Input data
========================================================================

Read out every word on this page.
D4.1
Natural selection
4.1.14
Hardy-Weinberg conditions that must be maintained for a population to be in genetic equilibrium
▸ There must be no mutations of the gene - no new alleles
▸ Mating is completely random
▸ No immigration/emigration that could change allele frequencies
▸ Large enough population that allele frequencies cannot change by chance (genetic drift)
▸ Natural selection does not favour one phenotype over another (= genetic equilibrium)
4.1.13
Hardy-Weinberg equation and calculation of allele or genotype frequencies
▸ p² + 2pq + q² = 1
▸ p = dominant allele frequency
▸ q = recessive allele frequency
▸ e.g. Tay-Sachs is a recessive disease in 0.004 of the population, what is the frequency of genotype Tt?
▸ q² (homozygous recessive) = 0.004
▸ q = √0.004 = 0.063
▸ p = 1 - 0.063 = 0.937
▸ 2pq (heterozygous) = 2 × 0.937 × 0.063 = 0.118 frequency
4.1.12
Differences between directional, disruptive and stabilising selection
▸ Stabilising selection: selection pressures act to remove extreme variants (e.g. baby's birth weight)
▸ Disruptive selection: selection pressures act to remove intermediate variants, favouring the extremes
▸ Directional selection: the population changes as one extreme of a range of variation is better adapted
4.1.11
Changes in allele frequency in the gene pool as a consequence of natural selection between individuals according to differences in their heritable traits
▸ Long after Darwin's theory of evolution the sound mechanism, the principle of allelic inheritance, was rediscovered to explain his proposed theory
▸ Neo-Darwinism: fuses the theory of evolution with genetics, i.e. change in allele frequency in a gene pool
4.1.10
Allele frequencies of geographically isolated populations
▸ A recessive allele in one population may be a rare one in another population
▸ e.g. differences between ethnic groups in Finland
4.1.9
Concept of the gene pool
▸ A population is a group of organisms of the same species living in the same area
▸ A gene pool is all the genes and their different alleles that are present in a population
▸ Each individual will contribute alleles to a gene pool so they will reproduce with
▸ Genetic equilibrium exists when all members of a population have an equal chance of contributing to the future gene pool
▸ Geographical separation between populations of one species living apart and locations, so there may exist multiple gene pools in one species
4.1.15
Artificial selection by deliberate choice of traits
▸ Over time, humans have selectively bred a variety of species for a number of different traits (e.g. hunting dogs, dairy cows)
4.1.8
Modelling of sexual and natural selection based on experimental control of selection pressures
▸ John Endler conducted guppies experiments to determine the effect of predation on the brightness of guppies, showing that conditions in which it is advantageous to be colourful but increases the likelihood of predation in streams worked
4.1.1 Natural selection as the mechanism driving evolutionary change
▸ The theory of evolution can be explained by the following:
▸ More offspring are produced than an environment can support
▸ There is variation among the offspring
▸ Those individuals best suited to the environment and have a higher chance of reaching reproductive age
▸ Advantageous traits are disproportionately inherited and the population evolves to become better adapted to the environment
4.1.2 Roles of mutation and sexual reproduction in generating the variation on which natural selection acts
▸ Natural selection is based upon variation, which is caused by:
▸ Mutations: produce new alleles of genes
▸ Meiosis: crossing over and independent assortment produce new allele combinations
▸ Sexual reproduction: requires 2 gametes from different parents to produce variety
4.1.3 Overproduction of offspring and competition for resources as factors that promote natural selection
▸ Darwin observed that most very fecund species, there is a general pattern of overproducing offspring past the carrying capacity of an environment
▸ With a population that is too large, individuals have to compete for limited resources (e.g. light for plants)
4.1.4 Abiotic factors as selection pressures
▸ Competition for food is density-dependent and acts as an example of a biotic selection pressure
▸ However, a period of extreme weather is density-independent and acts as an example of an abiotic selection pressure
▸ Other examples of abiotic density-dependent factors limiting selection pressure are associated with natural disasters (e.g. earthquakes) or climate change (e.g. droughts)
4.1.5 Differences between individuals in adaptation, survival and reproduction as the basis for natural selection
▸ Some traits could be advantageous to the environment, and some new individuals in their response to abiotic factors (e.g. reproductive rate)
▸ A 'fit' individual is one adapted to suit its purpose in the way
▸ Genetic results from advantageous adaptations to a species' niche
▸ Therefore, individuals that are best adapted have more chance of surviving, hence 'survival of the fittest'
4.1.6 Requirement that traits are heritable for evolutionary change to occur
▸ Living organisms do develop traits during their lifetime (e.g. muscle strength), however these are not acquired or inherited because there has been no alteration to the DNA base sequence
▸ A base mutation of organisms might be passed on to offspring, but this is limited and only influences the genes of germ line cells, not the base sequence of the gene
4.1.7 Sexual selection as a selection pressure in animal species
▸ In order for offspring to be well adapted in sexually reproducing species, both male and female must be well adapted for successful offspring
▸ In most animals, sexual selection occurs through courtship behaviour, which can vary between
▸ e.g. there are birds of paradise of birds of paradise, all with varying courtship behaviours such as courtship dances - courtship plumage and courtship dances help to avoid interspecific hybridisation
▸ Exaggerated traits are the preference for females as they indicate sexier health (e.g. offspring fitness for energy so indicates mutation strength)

========================================================================

Exercise details
The answer must consist of every line from the data that contains the word "based".

Answer
Modelling of sexual and natural selection based on experimental control of selection pressures
▸ Natural selection is based upon variation, which is caused by:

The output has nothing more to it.